— BEGIN Raw records —
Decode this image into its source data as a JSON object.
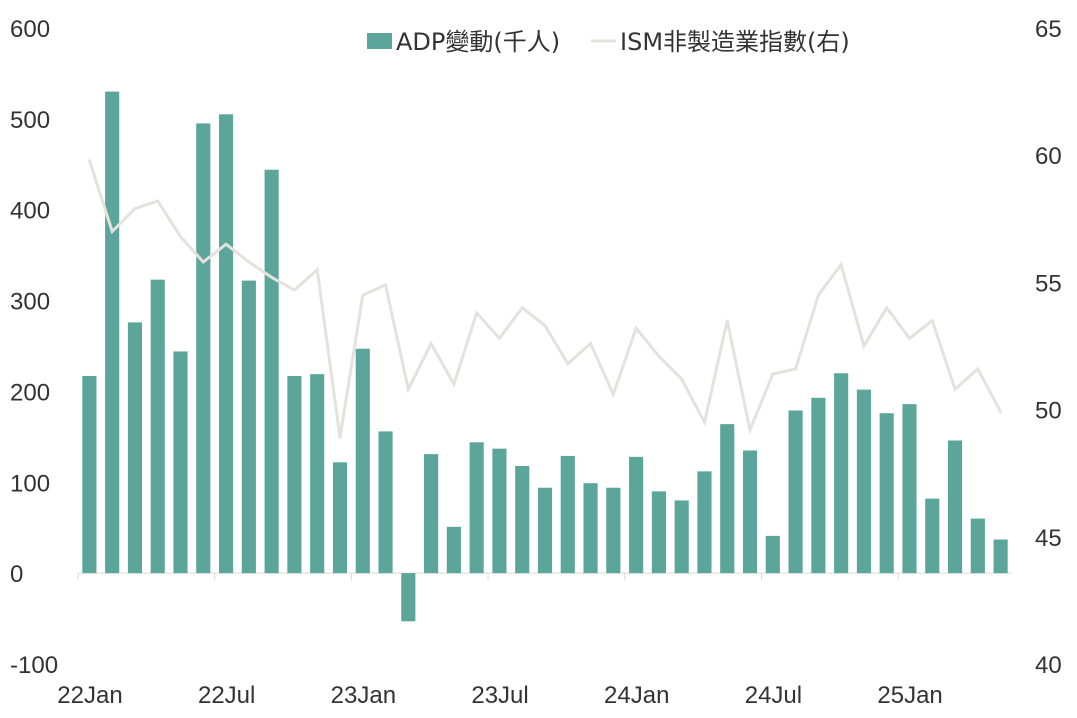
{
  "chart_data": {
    "type": "bar",
    "x": [
      "22Jan",
      "22Feb",
      "22Mar",
      "22Apr",
      "22May",
      "22Jun",
      "22Jul",
      "22Aug",
      "22Sep",
      "22Oct",
      "22Nov",
      "22Dec",
      "23Jan",
      "23Feb",
      "23Mar",
      "23Apr",
      "23May",
      "23Jun",
      "23Jul",
      "23Aug",
      "23Sep",
      "23Oct",
      "23Nov",
      "23Dec",
      "24Jan",
      "24Feb",
      "24Mar",
      "24Apr",
      "24May",
      "24Jun",
      "24Jul",
      "24Aug",
      "24Sep",
      "24Oct",
      "24Nov",
      "24Dec",
      "25Jan",
      "25Feb",
      "25Mar",
      "25Apr",
      "25May"
    ],
    "x_tick_labels": [
      "22Jan",
      "22Jul",
      "23Jan",
      "23Jul",
      "24Jan",
      "24Jul",
      "25Jan"
    ],
    "x_tick_indices": [
      0,
      6,
      12,
      18,
      24,
      30,
      36
    ],
    "series": [
      {
        "name": "ADP變動(千人)",
        "type": "bar",
        "axis": "left",
        "color": "#5ba59b",
        "values": [
          217,
          530,
          276,
          323,
          244,
          495,
          505,
          322,
          444,
          217,
          219,
          122,
          247,
          156,
          -53,
          131,
          51,
          144,
          137,
          118,
          94,
          129,
          99,
          94,
          128,
          90,
          80,
          112,
          164,
          135,
          41,
          179,
          193,
          220,
          202,
          176,
          186,
          82,
          146,
          60,
          37
        ]
      },
      {
        "name": "ISM非製造業指數(右)",
        "type": "line",
        "axis": "right",
        "color": "#e3e3dc",
        "values": [
          59.8,
          57.0,
          57.9,
          58.2,
          56.8,
          55.8,
          56.5,
          55.8,
          55.2,
          54.7,
          55.5,
          48.9,
          54.5,
          54.9,
          50.8,
          52.6,
          51.0,
          53.8,
          52.8,
          54.0,
          53.3,
          51.8,
          52.6,
          50.6,
          53.2,
          52.1,
          51.2,
          49.5,
          53.5,
          49.2,
          51.4,
          51.6,
          54.5,
          55.7,
          52.5,
          54.0,
          52.8,
          53.5,
          50.8,
          51.6,
          49.9
        ]
      }
    ],
    "ylim_left": [
      -100,
      600
    ],
    "ylim_right": [
      40,
      65
    ],
    "yticks_left": [
      "-100",
      "0",
      "100",
      "200",
      "300",
      "400",
      "500",
      "600"
    ],
    "yticks_right": [
      "40",
      "45",
      "50",
      "55",
      "60",
      "65"
    ],
    "legend_position": "top-center",
    "grid": false
  }
}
— END Raw records —
## What you are asked to do
Every line of text is to be repeated exactly; pictures are left out.

## Task response
Decode this image into its source data as a JSON object.
{
  "chart_data": {
    "type": "bar",
    "x": [
      "22Jan",
      "22Feb",
      "22Mar",
      "22Apr",
      "22May",
      "22Jun",
      "22Jul",
      "22Aug",
      "22Sep",
      "22Oct",
      "22Nov",
      "22Dec",
      "23Jan",
      "23Feb",
      "23Mar",
      "23Apr",
      "23May",
      "23Jun",
      "23Jul",
      "23Aug",
      "23Sep",
      "23Oct",
      "23Nov",
      "23Dec",
      "24Jan",
      "24Feb",
      "24Mar",
      "24Apr",
      "24May",
      "24Jun",
      "24Jul",
      "24Aug",
      "24Sep",
      "24Oct",
      "24Nov",
      "24Dec",
      "25Jan",
      "25Feb",
      "25Mar",
      "25Apr",
      "25May"
    ],
    "x_tick_labels": [
      "22Jan",
      "22Jul",
      "23Jan",
      "23Jul",
      "24Jan",
      "24Jul",
      "25Jan"
    ],
    "x_tick_indices": [
      0,
      6,
      12,
      18,
      24,
      30,
      36
    ],
    "series": [
      {
        "name": "ADP變動(千人)",
        "type": "bar",
        "axis": "left",
        "color": "#5ba59b",
        "values": [
          217,
          530,
          276,
          323,
          244,
          495,
          505,
          322,
          444,
          217,
          219,
          122,
          247,
          156,
          -53,
          131,
          51,
          144,
          137,
          118,
          94,
          129,
          99,
          94,
          128,
          90,
          80,
          112,
          164,
          135,
          41,
          179,
          193,
          220,
          202,
          176,
          186,
          82,
          146,
          60,
          37
        ]
      },
      {
        "name": "ISM非製造業指數(右)",
        "type": "line",
        "axis": "right",
        "color": "#e3e3dc",
        "values": [
          59.8,
          57.0,
          57.9,
          58.2,
          56.8,
          55.8,
          56.5,
          55.8,
          55.2,
          54.7,
          55.5,
          48.9,
          54.5,
          54.9,
          50.8,
          52.6,
          51.0,
          53.8,
          52.8,
          54.0,
          53.3,
          51.8,
          52.6,
          50.6,
          53.2,
          52.1,
          51.2,
          49.5,
          53.5,
          49.2,
          51.4,
          51.6,
          54.5,
          55.7,
          52.5,
          54.0,
          52.8,
          53.5,
          50.8,
          51.6,
          49.9
        ]
      }
    ],
    "ylim_left": [
      -100,
      600
    ],
    "ylim_right": [
      40,
      65
    ],
    "yticks_left": [
      "-100",
      "0",
      "100",
      "200",
      "300",
      "400",
      "500",
      "600"
    ],
    "yticks_right": [
      "40",
      "45",
      "50",
      "55",
      "60",
      "65"
    ],
    "legend_position": "top-center",
    "grid": false
  }
}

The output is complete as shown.